_Information supplied_.
....

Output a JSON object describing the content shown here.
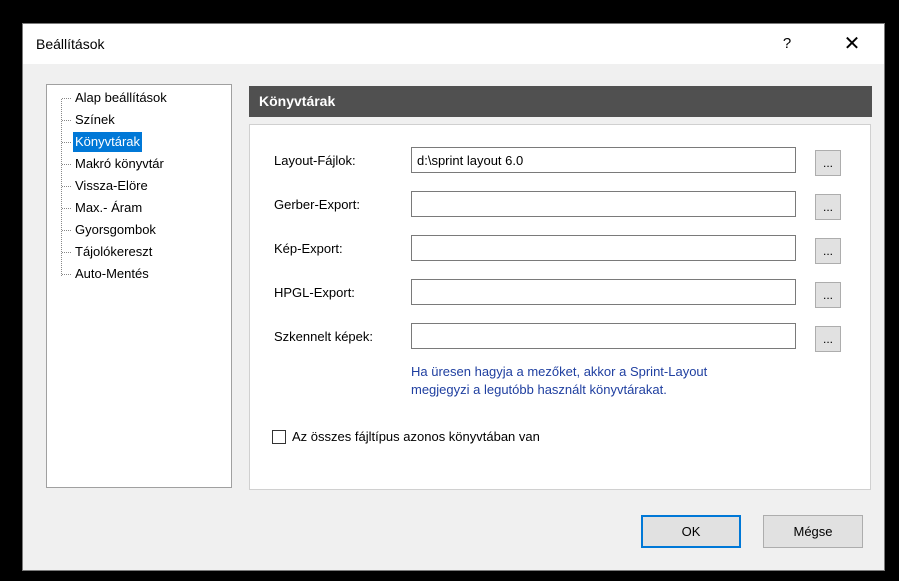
{
  "window": {
    "title": "Beállítások",
    "help": "?",
    "close": "✕"
  },
  "tree": {
    "items": [
      {
        "label": "Alap beállítások",
        "selected": false
      },
      {
        "label": "Színek",
        "selected": false
      },
      {
        "label": "Könyvtárak",
        "selected": true
      },
      {
        "label": "Makró könyvtár",
        "selected": false
      },
      {
        "label": "Vissza-Elöre",
        "selected": false
      },
      {
        "label": "Max.- Áram",
        "selected": false
      },
      {
        "label": "Gyorsgombok",
        "selected": false
      },
      {
        "label": "Tájolókereszt",
        "selected": false
      },
      {
        "label": "Auto-Mentés",
        "selected": false
      }
    ]
  },
  "section": {
    "title": "Könyvtárak",
    "rows": [
      {
        "label": "Layout-Fájlok:",
        "value": "d:\\sprint layout 6.0",
        "browse": "..."
      },
      {
        "label": "Gerber-Export:",
        "value": "",
        "browse": "..."
      },
      {
        "label": "Kép-Export:",
        "value": "",
        "browse": "..."
      },
      {
        "label": "HPGL-Export:",
        "value": "",
        "browse": "..."
      },
      {
        "label": "Szkennelt képek:",
        "value": "",
        "browse": "..."
      }
    ],
    "hint_line1": "Ha üresen hagyja a mezőket, akkor a Sprint-Layout",
    "hint_line2": "megjegyzi a legutóbb használt könyvtárakat.",
    "checkbox_label": "Az összes fájltípus azonos könyvtában van",
    "checkbox_checked": false,
    "hint_color": "#1f3fa0"
  },
  "buttons": {
    "ok": "OK",
    "cancel": "Mégse"
  },
  "colors": {
    "header_bg": "#505050",
    "selection": "#0078d7"
  }
}
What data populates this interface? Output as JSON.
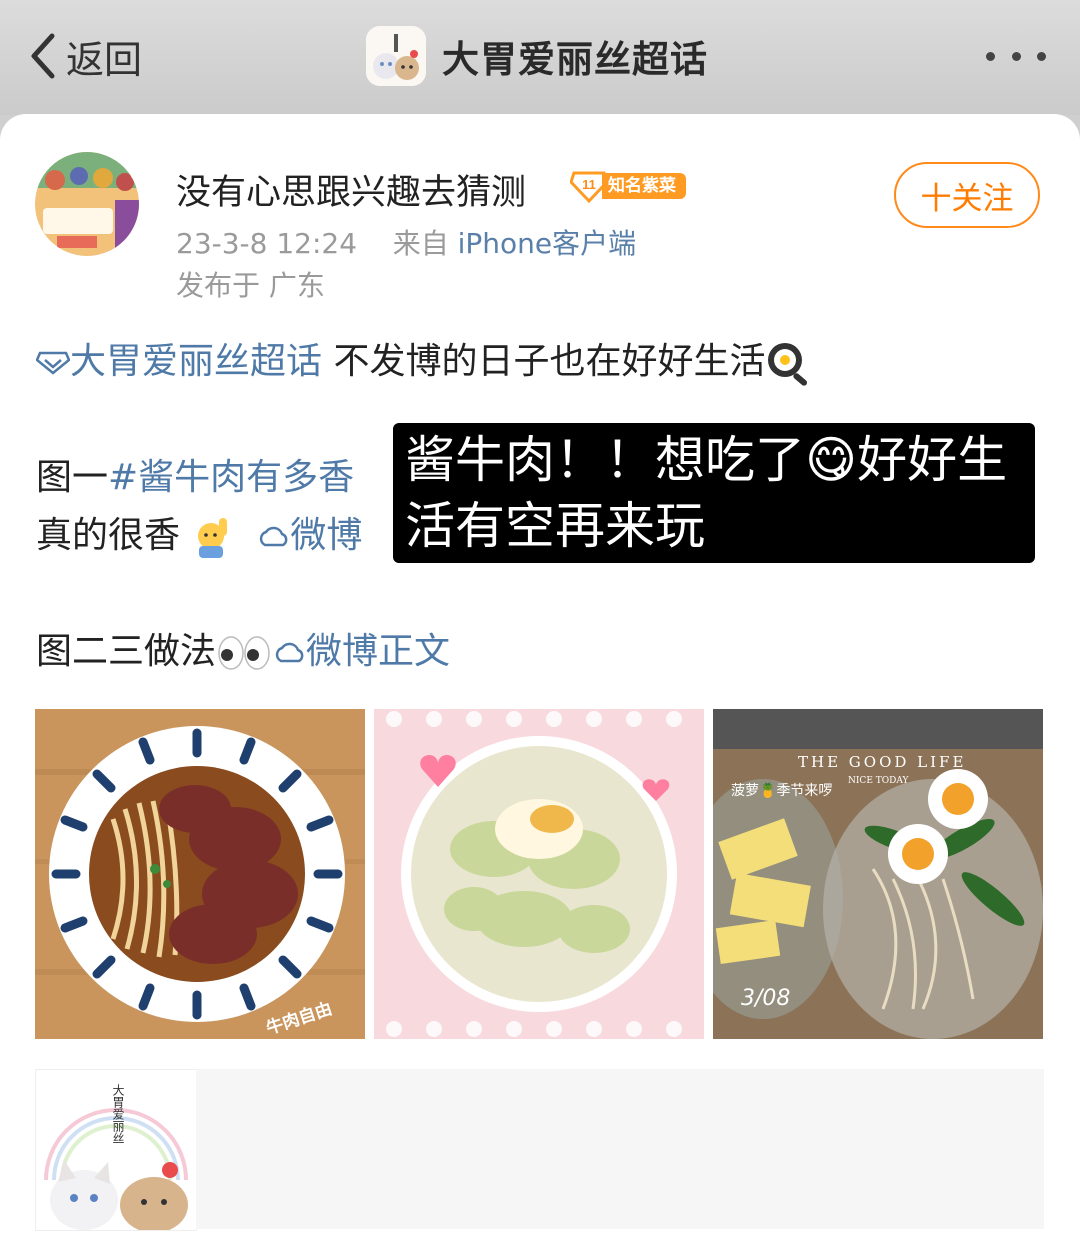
{
  "nav": {
    "back_label": "返回",
    "title": "大胃爱丽丝超话"
  },
  "post": {
    "username": "没有心思跟兴趣去猜测",
    "level": "11",
    "badge_text": "知名紫菜",
    "follow_label": "十关注",
    "date": "23-3-8 12:24",
    "from_label": "来自",
    "source": "iPhone客户端",
    "location": "发布于 广东"
  },
  "content": {
    "topic": "大胃爱丽丝超话",
    "line1_text": "不发博的日子也在好好生活",
    "line2_prefix": "图一",
    "line2_hashtag": "#酱牛肉有多香",
    "line3_text": "真的很香",
    "line3_link": "微博",
    "line4_text": "图二三做法",
    "line4_link": "微博正文"
  },
  "overlay": {
    "text": "酱牛肉！！想吃了😋好好生活有空再来玩"
  },
  "images": {
    "img1_caption": "牛肉自由",
    "img3_title": "THE GOOD LIFE",
    "img3_subtitle": "NICE TODAY",
    "img3_label": "菠萝🍍季节来啰",
    "img3_date": "3/08",
    "img4_text": "大胃爱丽丝"
  },
  "colors": {
    "accent": "#ff8a1a",
    "link": "#4f7aa8"
  }
}
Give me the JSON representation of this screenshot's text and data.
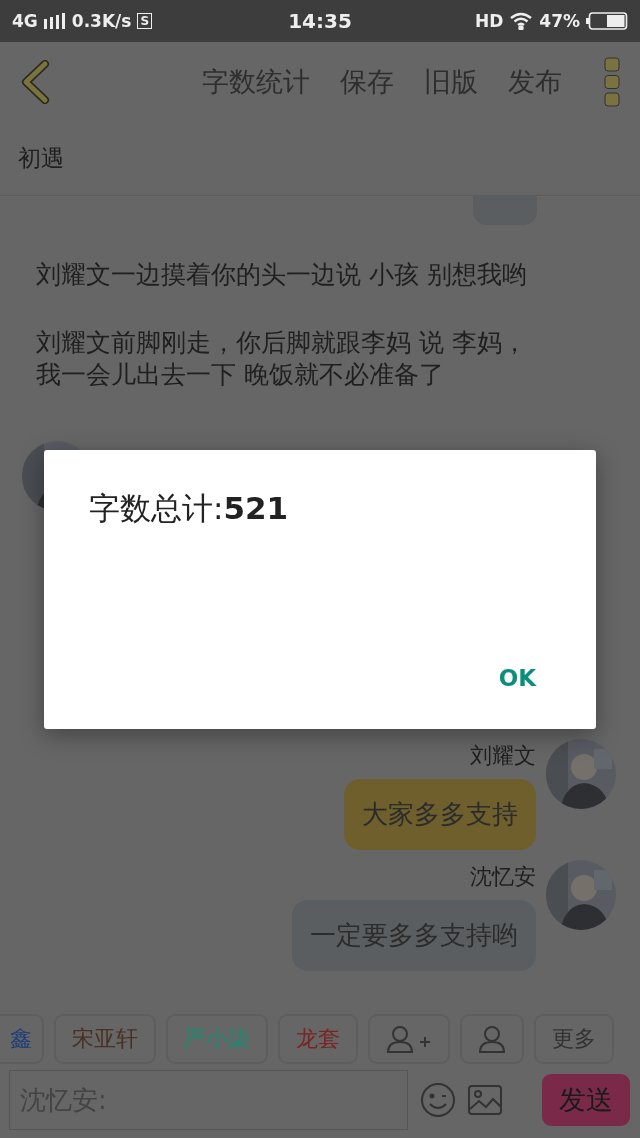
{
  "status_bar": {
    "network": "4G",
    "speed": "0.3K/s",
    "sim_badge": "S",
    "time": "14:35",
    "hd": "HD",
    "battery": "47%"
  },
  "toolbar": {
    "actions": [
      "字数统计",
      "保存",
      "旧版",
      "发布"
    ]
  },
  "chapter_title": "初遇",
  "messages": [
    {
      "kind": "partial_bubble"
    },
    {
      "kind": "narration",
      "text": "刘耀文一边摸着你的头一边说 小孩 别想我哟"
    },
    {
      "kind": "narration",
      "text": "刘耀文前脚刚走，你后脚就跟李妈 说 李妈，我一会儿出去一下 晚饭就不必准备了"
    },
    {
      "kind": "left_avatar"
    },
    {
      "kind": "speech",
      "name": "刘耀文",
      "text": "大家多多支持",
      "color": "#6f5f2c"
    },
    {
      "kind": "speech",
      "name": "沈忆安",
      "text": "一定要多多支持哟",
      "color": "#5a5e61"
    }
  ],
  "chips": [
    {
      "kind": "name",
      "label": "鑫",
      "color": "#1f3d78"
    },
    {
      "kind": "name",
      "label": "宋亚轩",
      "color": "#4a3022"
    },
    {
      "kind": "name",
      "label": "严小柒",
      "color": "#1c8a70"
    },
    {
      "kind": "name",
      "label": "龙套",
      "color": "#7c2222"
    },
    {
      "kind": "add_person"
    },
    {
      "kind": "person"
    },
    {
      "kind": "text",
      "label": "更多"
    }
  ],
  "input": {
    "placeholder": "沈忆安:"
  },
  "send_button": "发送",
  "dialog": {
    "title": "字数总计:",
    "count": "521",
    "button": "OK"
  }
}
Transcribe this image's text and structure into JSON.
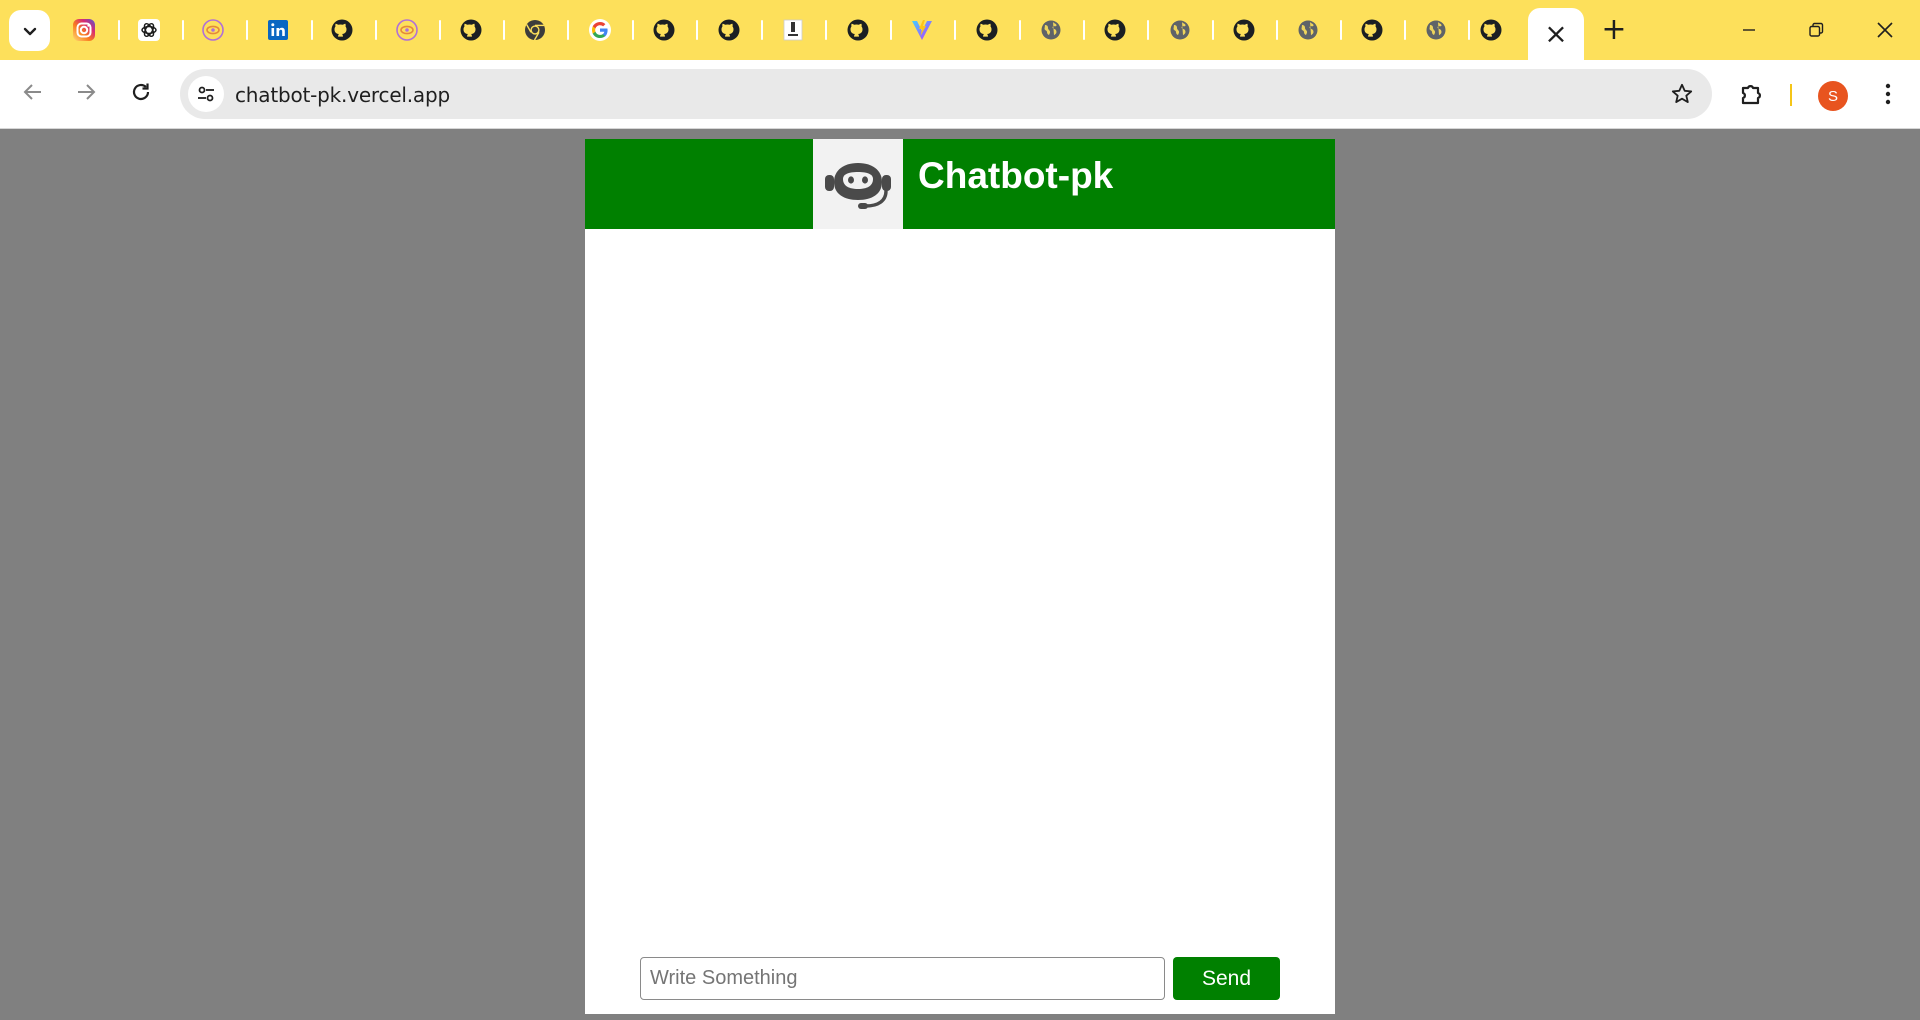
{
  "browser": {
    "tabs": [
      {
        "icon": "tab-search-icon"
      },
      {
        "icon": "instagram-icon"
      },
      {
        "icon": "openai-icon"
      },
      {
        "icon": "purple-eye-icon"
      },
      {
        "icon": "linkedin-icon"
      },
      {
        "icon": "github-icon"
      },
      {
        "icon": "purple-eye-icon"
      },
      {
        "icon": "github-icon"
      },
      {
        "icon": "chrome-icon"
      },
      {
        "icon": "google-icon"
      },
      {
        "icon": "github-icon"
      },
      {
        "icon": "github-icon"
      },
      {
        "icon": "document-icon"
      },
      {
        "icon": "github-icon"
      },
      {
        "icon": "vite-icon"
      },
      {
        "icon": "github-icon"
      },
      {
        "icon": "globe-icon"
      },
      {
        "icon": "github-icon"
      },
      {
        "icon": "globe-icon"
      },
      {
        "icon": "github-icon"
      },
      {
        "icon": "globe-icon"
      },
      {
        "icon": "github-icon"
      },
      {
        "icon": "globe-icon"
      },
      {
        "icon": "github-icon"
      }
    ],
    "active_tab_close": "×",
    "new_tab": "+",
    "window_controls": [
      "minimize",
      "restore",
      "close"
    ],
    "url": "chatbot-pk.vercel.app",
    "profile_initial": "S",
    "colors": {
      "tabstrip": "#fde05b",
      "avatar": "#e8541f"
    }
  },
  "chatbot": {
    "title": "Chatbot-pk",
    "logo_icon": "robot-headset-icon",
    "input_placeholder": "Write Something",
    "input_value": "",
    "send_label": "Send",
    "colors": {
      "header": "#008000",
      "send_button": "#008000",
      "page_background": "#808080"
    }
  }
}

....

_Given task_. Report each line in the data that holds the word "Export".

_Completed exercise_.
        "label": "Gerber-Export:",
        "label": "Kép-Export:",
        "label": "HPGL-Export:",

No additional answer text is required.